Objective: Return every line of the listing below that contains the string "resíduo". Case counts.

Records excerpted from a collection
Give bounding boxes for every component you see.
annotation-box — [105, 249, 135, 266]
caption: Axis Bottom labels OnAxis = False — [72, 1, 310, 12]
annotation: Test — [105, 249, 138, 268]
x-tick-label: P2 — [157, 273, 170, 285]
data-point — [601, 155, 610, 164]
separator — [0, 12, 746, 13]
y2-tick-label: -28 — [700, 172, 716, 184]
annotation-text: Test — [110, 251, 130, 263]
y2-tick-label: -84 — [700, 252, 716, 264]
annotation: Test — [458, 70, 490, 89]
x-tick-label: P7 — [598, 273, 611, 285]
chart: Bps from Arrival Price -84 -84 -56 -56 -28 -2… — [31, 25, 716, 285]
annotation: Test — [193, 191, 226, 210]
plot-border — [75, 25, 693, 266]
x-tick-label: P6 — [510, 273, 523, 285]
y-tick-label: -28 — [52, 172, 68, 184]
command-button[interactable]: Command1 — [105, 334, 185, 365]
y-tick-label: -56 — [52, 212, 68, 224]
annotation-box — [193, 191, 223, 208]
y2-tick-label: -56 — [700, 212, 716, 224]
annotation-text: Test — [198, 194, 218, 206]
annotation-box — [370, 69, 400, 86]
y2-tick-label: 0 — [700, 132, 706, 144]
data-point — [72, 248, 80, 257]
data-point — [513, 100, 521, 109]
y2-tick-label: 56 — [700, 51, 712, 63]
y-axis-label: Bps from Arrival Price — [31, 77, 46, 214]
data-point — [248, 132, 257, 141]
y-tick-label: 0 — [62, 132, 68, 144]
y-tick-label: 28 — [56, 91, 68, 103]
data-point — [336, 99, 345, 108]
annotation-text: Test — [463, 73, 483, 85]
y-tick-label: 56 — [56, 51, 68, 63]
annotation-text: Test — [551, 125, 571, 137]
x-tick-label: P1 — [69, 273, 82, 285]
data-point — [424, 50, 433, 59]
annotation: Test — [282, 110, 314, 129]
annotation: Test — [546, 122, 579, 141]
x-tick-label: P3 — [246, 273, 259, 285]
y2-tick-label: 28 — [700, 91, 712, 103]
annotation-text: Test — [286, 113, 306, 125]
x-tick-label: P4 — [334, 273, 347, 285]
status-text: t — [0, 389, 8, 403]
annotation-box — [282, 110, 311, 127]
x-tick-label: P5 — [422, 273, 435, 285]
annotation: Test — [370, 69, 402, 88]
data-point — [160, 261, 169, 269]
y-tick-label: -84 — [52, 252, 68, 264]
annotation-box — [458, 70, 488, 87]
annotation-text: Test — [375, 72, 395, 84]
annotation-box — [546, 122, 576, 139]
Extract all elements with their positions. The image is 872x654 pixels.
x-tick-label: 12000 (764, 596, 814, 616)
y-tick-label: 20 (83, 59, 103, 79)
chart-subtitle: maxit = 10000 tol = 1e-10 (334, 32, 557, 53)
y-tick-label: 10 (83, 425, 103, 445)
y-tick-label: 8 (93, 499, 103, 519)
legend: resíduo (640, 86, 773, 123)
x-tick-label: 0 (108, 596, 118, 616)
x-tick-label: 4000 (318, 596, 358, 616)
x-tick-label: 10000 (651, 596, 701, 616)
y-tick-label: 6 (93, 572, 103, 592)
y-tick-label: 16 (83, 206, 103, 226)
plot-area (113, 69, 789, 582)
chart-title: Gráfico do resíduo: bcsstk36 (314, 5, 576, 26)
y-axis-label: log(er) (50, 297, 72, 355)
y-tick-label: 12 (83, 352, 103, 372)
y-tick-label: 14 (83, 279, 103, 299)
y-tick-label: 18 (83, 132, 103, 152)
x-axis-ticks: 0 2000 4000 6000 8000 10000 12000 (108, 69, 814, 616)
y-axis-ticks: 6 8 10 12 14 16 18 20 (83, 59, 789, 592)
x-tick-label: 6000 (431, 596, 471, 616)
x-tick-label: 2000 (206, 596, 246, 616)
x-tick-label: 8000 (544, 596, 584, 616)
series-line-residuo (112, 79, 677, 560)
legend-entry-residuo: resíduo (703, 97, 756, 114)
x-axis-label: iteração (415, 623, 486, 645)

Exercise output:
legend: resíduo (640, 86, 773, 123)
chart-title: Gráfico do resíduo: bcsstk36 (314, 5, 576, 26)
legend-entry-residuo: resíduo (703, 97, 756, 114)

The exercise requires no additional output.